[Records of labeled boxes]
....

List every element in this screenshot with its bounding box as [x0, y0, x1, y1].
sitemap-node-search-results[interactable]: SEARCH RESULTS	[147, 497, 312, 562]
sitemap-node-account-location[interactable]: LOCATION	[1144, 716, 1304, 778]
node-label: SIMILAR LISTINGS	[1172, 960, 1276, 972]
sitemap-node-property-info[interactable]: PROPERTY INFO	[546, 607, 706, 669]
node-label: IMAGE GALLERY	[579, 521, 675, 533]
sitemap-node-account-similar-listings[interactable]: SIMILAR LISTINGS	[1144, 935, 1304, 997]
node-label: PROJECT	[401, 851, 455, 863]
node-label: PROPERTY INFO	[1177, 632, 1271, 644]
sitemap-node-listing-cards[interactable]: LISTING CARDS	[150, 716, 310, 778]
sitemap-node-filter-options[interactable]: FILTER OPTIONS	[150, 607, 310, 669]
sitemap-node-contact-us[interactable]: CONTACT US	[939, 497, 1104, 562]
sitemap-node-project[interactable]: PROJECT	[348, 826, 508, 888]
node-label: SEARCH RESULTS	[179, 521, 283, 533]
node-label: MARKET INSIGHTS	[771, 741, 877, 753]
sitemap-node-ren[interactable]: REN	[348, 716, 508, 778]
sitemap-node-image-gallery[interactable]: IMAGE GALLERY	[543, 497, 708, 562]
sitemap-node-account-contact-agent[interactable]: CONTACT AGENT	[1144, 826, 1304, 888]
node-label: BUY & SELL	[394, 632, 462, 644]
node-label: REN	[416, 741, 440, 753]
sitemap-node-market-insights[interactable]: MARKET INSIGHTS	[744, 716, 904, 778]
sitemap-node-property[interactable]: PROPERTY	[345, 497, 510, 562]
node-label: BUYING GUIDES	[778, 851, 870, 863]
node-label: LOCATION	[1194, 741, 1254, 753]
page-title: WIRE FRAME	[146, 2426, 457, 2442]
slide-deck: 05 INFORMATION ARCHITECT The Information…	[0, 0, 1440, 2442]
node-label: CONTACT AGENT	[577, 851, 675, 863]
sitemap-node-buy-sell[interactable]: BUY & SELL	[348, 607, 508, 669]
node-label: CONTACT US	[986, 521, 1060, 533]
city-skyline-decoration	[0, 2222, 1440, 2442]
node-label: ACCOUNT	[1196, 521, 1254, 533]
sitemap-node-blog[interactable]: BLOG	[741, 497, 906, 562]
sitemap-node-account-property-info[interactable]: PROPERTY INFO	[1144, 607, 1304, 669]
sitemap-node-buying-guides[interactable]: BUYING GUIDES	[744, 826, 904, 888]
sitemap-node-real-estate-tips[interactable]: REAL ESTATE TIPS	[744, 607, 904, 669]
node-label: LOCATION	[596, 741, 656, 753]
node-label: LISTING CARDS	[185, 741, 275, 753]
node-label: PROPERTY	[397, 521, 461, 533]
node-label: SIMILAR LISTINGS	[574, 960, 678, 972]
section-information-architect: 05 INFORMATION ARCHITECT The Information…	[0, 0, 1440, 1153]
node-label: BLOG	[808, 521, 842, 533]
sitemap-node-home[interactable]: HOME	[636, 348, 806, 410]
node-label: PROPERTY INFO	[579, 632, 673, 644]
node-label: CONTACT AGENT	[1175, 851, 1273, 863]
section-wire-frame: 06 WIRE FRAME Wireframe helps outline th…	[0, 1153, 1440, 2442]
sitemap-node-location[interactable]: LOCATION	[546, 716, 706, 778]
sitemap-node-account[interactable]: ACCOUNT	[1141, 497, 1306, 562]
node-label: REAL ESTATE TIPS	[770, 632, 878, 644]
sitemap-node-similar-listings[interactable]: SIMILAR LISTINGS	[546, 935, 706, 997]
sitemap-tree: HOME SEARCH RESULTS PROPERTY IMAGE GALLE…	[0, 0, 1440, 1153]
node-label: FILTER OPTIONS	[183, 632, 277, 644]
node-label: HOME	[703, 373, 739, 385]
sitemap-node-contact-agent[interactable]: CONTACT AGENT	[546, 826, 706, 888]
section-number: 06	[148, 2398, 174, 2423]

....

_WRITTEN EXERCISE_
Count the lines in the material that contain the string "AGENT", matching case exactly. Reply with the number only.

_WRITTEN RESPONSE_
4